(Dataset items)
[START]

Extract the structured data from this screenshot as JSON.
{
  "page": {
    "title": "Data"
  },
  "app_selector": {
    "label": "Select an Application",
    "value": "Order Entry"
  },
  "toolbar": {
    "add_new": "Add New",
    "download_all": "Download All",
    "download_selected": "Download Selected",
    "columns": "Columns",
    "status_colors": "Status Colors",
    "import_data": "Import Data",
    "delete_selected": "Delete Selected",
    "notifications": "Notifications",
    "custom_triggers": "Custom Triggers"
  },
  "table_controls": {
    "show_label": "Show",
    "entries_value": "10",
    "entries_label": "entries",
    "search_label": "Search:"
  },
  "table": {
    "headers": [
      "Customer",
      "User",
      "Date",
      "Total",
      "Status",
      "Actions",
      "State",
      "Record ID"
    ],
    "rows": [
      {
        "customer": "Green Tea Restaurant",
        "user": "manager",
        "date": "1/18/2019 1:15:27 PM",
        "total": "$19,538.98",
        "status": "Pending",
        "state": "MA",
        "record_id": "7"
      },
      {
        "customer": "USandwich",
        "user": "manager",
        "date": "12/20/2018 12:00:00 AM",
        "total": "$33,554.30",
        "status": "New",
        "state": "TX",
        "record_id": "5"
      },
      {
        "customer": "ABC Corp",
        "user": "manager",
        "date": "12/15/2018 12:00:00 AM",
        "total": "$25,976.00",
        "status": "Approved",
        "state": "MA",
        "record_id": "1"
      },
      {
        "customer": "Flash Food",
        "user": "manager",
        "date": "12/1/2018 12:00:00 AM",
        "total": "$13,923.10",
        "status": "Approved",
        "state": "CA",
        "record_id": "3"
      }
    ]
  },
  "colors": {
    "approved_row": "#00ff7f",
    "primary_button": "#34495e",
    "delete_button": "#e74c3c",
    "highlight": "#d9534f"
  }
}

[END]

Reproduce the entries above exactly.

■ SOLUTION FOR THIS PROBLEM:
Extract the structured data from this screenshot as JSON.
{
  "page": {
    "title": "Data"
  },
  "app_selector": {
    "label": "Select an Application",
    "value": "Order Entry"
  },
  "toolbar": {
    "add_new": "Add New",
    "download_all": "Download All",
    "download_selected": "Download Selected",
    "columns": "Columns",
    "status_colors": "Status Colors",
    "import_data": "Import Data",
    "delete_selected": "Delete Selected",
    "notifications": "Notifications",
    "custom_triggers": "Custom Triggers"
  },
  "table_controls": {
    "show_label": "Show",
    "entries_value": "10",
    "entries_label": "entries",
    "search_label": "Search:"
  },
  "table": {
    "headers": [
      "Customer",
      "User",
      "Date",
      "Total",
      "Status",
      "Actions",
      "State",
      "Record ID"
    ],
    "rows": [
      {
        "customer": "Green Tea Restaurant",
        "user": "manager",
        "date": "1/18/2019 1:15:27 PM",
        "total": "$19,538.98",
        "status": "Pending",
        "state": "MA",
        "record_id": "7"
      },
      {
        "customer": "USandwich",
        "user": "manager",
        "date": "12/20/2018 12:00:00 AM",
        "total": "$33,554.30",
        "status": "New",
        "state": "TX",
        "record_id": "5"
      },
      {
        "customer": "ABC Corp",
        "user": "manager",
        "date": "12/15/2018 12:00:00 AM",
        "total": "$25,976.00",
        "status": "Approved",
        "state": "MA",
        "record_id": "1"
      },
      {
        "customer": "Flash Food",
        "user": "manager",
        "date": "12/1/2018 12:00:00 AM",
        "total": "$13,923.10",
        "status": "Approved",
        "state": "CA",
        "record_id": "3"
      }
    ]
  },
  "colors": {
    "approved_row": "#00ff7f",
    "primary_button": "#34495e",
    "delete_button": "#e74c3c",
    "highlight": "#d9534f"
  }
}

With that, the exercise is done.